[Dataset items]

(begin)

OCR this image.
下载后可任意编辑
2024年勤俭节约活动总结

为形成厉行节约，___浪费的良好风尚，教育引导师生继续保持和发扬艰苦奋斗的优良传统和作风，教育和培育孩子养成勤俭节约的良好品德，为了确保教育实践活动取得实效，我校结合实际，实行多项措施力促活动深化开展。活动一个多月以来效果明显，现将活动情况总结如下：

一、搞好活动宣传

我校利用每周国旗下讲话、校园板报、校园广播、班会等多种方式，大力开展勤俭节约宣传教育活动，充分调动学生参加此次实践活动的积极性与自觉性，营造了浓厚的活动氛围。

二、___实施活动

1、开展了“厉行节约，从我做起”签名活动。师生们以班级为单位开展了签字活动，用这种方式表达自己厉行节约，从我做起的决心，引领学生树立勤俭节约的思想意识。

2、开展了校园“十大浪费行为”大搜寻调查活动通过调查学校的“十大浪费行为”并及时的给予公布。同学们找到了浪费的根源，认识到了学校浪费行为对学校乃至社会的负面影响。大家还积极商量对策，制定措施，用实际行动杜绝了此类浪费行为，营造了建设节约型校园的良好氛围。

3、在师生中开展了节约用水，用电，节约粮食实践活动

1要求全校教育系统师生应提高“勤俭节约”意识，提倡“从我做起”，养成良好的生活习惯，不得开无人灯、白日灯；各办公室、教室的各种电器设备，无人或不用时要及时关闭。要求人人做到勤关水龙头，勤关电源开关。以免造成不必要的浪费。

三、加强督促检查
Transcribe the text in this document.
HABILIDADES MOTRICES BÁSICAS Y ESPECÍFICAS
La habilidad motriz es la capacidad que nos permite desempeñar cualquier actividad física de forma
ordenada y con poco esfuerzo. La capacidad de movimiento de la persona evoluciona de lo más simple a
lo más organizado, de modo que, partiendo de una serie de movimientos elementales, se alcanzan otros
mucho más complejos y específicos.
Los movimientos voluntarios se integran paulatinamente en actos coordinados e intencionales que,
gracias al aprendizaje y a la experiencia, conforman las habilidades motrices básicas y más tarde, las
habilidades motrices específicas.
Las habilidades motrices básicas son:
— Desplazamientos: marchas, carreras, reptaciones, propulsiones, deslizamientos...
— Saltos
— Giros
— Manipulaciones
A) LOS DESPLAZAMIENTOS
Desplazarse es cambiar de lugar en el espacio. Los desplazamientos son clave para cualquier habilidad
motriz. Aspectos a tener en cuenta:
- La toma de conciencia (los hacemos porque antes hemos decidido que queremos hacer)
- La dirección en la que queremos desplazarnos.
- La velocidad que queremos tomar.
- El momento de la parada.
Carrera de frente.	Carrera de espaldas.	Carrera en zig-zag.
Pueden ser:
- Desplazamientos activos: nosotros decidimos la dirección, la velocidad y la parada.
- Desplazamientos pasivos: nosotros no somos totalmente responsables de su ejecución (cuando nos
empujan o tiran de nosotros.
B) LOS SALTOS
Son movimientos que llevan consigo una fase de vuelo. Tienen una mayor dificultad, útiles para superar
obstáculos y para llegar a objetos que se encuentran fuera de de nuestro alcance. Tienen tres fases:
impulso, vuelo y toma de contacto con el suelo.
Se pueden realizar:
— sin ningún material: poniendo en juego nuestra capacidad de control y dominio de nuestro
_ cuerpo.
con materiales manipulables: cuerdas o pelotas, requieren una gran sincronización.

(end)

--- STATED GOAL ---
Retype each record exactly, leaving nothing out.

--- EXPECTED ANSWER ---
OCR this image.
下载后可任意编辑
2024年勤俭节约活动总结

为形成厉行节约，___浪费的良好风尚，教育引导师生继续保持和发扬艰苦奋斗的优良传统和作风，教育和培育孩子养成勤俭节约的良好品德，为了确保教育实践活动取得实效，我校结合实际，实行多项措施力促活动深化开展。活动一个多月以来效果明显，现将活动情况总结如下：

一、搞好活动宣传

我校利用每周国旗下讲话、校园板报、校园广播、班会等多种方式，大力开展勤俭节约宣传教育活动，充分调动学生参加此次实践活动的积极性与自觉性，营造了浓厚的活动氛围。

二、___实施活动

1、开展了“厉行节约，从我做起”签名活动。师生们以班级为单位开展了签字活动，用这种方式表达自己厉行节约，从我做起的决心，引领学生树立勤俭节约的思想意识。

2、开展了校园“十大浪费行为”大搜寻调查活动通过调查学校的“十大浪费行为”并及时的给予公布。同学们找到了浪费的根源，认识到了学校浪费行为对学校乃至社会的负面影响。大家还积极商量对策，制定措施，用实际行动杜绝了此类浪费行为，营造了建设节约型校园的良好氛围。

3、在师生中开展了节约用水，用电，节约粮食实践活动

1要求全校教育系统师生应提高“勤俭节约”意识，提倡“从我做起”，养成良好的生活习惯，不得开无人灯、白日灯；各办公室、教室的各种电器设备，无人或不用时要及时关闭。要求人人做到勤关水龙头，勤关电源开关。以免造成不必要的浪费。

三、加强督促检查
Transcribe the text in this document.
HABILIDADES MOTRICES BÁSICAS Y ESPECÍFICAS
La habilidad motriz es la capacidad que nos permite desempeñar cualquier actividad física de forma
ordenada y con poco esfuerzo. La capacidad de movimiento de la persona evoluciona de lo más simple a
lo más organizado, de modo que, partiendo de una serie de movimientos elementales, se alcanzan otros
mucho más complejos y específicos.
Los movimientos voluntarios se integran paulatinamente en actos coordinados e intencionales que,
gracias al aprendizaje y a la experiencia, conforman las habilidades motrices básicas y más tarde, las
habilidades motrices específicas.
Las habilidades motrices básicas son:
— Desplazamientos: marchas, carreras, reptaciones, propulsiones, deslizamientos...
— Saltos
— Giros
— Manipulaciones
A) LOS DESPLAZAMIENTOS
Desplazarse es cambiar de lugar en el espacio. Los desplazamientos son clave para cualquier habilidad
motriz. Aspectos a tener en cuenta:
- La toma de conciencia (los hacemos porque antes hemos decidido que queremos hacer)
- La dirección en la que queremos desplazarnos.
- La velocidad que queremos tomar.
- El momento de la parada.
Carrera de frente.	Carrera de espaldas.	Carrera en zig-zag.
Pueden ser:
- Desplazamientos activos: nosotros decidimos la dirección, la velocidad y la parada.
- Desplazamientos pasivos: nosotros no somos totalmente responsables de su ejecución (cuando nos
empujan o tiran de nosotros.
B) LOS SALTOS
Son movimientos que llevan consigo una fase de vuelo. Tienen una mayor dificultad, útiles para superar
obstáculos y para llegar a objetos que se encuentran fuera de de nuestro alcance. Tienen tres fases:
impulso, vuelo y toma de contacto con el suelo.
Se pueden realizar:
— sin ningún material: poniendo en juego nuestra capacidad de control y dominio de nuestro
_ cuerpo.
con materiales manipulables: cuerdas o pelotas, requieren una gran sincronización.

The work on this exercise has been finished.